=== Task brief ===
Nothing in the records may be left out; restate them word for word.

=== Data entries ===
────────────────────────────────────────

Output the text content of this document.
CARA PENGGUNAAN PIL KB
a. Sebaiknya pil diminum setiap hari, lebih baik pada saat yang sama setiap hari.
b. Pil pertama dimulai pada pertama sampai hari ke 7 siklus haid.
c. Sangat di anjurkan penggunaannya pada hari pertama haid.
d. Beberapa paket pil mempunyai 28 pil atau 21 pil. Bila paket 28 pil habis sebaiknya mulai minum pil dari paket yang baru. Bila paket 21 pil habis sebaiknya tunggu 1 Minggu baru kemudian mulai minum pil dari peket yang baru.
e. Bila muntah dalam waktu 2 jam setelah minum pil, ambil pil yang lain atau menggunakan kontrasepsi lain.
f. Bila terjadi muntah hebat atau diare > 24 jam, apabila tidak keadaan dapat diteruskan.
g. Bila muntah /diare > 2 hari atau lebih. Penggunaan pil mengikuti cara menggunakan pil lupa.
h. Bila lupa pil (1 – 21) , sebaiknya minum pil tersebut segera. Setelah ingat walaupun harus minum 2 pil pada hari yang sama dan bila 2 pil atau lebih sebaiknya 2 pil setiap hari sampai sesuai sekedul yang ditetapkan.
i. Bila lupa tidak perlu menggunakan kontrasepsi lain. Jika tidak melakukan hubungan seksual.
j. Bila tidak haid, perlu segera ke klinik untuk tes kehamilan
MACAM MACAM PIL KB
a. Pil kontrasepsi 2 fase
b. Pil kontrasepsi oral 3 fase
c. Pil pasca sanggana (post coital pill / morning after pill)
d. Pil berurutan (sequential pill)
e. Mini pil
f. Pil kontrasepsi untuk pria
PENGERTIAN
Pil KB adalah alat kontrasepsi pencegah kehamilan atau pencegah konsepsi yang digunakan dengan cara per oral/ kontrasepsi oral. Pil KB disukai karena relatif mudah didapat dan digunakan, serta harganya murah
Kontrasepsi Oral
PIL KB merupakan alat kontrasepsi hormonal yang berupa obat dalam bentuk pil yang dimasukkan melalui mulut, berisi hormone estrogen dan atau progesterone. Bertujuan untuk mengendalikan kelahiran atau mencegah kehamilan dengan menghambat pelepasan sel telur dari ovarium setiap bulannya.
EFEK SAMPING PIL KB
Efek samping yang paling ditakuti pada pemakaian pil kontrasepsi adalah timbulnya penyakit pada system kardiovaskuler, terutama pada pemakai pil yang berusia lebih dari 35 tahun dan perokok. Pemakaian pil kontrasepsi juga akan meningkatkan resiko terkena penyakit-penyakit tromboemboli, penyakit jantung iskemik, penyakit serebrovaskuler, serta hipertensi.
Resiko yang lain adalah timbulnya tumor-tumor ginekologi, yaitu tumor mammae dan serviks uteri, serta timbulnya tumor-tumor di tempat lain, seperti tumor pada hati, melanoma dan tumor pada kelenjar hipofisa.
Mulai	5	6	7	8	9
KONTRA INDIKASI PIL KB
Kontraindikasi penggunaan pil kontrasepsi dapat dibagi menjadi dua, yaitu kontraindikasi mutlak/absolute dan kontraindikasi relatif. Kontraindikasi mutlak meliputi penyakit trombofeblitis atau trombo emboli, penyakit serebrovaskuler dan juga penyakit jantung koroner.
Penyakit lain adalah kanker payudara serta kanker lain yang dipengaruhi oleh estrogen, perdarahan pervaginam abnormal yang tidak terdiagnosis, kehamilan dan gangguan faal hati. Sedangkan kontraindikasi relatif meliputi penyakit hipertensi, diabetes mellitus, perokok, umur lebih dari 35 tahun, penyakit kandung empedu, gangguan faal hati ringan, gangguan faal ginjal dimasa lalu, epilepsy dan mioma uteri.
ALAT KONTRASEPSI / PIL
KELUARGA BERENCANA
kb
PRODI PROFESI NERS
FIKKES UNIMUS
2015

────────────────────────────────────────

=== Response for this exercise ===
Output the text content of this document.
CARA PENGGUNAAN PIL KB
a. Sebaiknya pil diminum setiap hari, lebih baik pada saat yang sama setiap hari.
b. Pil pertama dimulai pada pertama sampai hari ke 7 siklus haid.
c. Sangat di anjurkan penggunaannya pada hari pertama haid.
d. Beberapa paket pil mempunyai 28 pil atau 21 pil. Bila paket 28 pil habis sebaiknya mulai minum pil dari paket yang baru. Bila paket 21 pil habis sebaiknya tunggu 1 Minggu baru kemudian mulai minum pil dari peket yang baru.
e. Bila muntah dalam waktu 2 jam setelah minum pil, ambil pil yang lain atau menggunakan kontrasepsi lain.
f. Bila terjadi muntah hebat atau diare > 24 jam, apabila tidak keadaan dapat diteruskan.
g. Bila muntah /diare > 2 hari atau lebih. Penggunaan pil mengikuti cara menggunakan pil lupa.
h. Bila lupa pil (1 – 21) , sebaiknya minum pil tersebut segera. Setelah ingat walaupun harus minum 2 pil pada hari yang sama dan bila 2 pil atau lebih sebaiknya 2 pil setiap hari sampai sesuai sekedul yang ditetapkan.
i. Bila lupa tidak perlu menggunakan kontrasepsi lain. Jika tidak melakukan hubungan seksual.
j. Bila tidak haid, perlu segera ke klinik untuk tes kehamilan
MACAM MACAM PIL KB
a. Pil kontrasepsi 2 fase
b. Pil kontrasepsi oral 3 fase
c. Pil pasca sanggana (post coital pill / morning after pill)
d. Pil berurutan (sequential pill)
e. Mini pil
f. Pil kontrasepsi untuk pria
PENGERTIAN
Pil KB adalah alat kontrasepsi pencegah kehamilan atau pencegah konsepsi yang digunakan dengan cara per oral/ kontrasepsi oral. Pil KB disukai karena relatif mudah didapat dan digunakan, serta harganya murah
Kontrasepsi Oral
PIL KB merupakan alat kontrasepsi hormonal yang berupa obat dalam bentuk pil yang dimasukkan melalui mulut, berisi hormone estrogen dan atau progesterone. Bertujuan untuk mengendalikan kelahiran atau mencegah kehamilan dengan menghambat pelepasan sel telur dari ovarium setiap bulannya.
EFEK SAMPING PIL KB
Efek samping yang paling ditakuti pada pemakaian pil kontrasepsi adalah timbulnya penyakit pada system kardiovaskuler, terutama pada pemakai pil yang berusia lebih dari 35 tahun dan perokok. Pemakaian pil kontrasepsi juga akan meningkatkan resiko terkena penyakit-penyakit tromboemboli, penyakit jantung iskemik, penyakit serebrovaskuler, serta hipertensi.
Resiko yang lain adalah timbulnya tumor-tumor ginekologi, yaitu tumor mammae dan serviks uteri, serta timbulnya tumor-tumor di tempat lain, seperti tumor pada hati, melanoma dan tumor pada kelenjar hipofisa.
Mulai	5	6	7	8	9
KONTRA INDIKASI PIL KB
Kontraindikasi penggunaan pil kontrasepsi dapat dibagi menjadi dua, yaitu kontraindikasi mutlak/absolute dan kontraindikasi relatif. Kontraindikasi mutlak meliputi penyakit trombofeblitis atau trombo emboli, penyakit serebrovaskuler dan juga penyakit jantung koroner.
Penyakit lain adalah kanker payudara serta kanker lain yang dipengaruhi oleh estrogen, perdarahan pervaginam abnormal yang tidak terdiagnosis, kehamilan dan gangguan faal hati. Sedangkan kontraindikasi relatif meliputi penyakit hipertensi, diabetes mellitus, perokok, umur lebih dari 35 tahun, penyakit kandung empedu, gangguan faal hati ringan, gangguan faal ginjal dimasa lalu, epilepsy dan mioma uteri.
ALAT KONTRASEPSI / PIL
KELUARGA BERENCANA
kb
PRODI PROFESI NERS
FIKKES UNIMUS
2015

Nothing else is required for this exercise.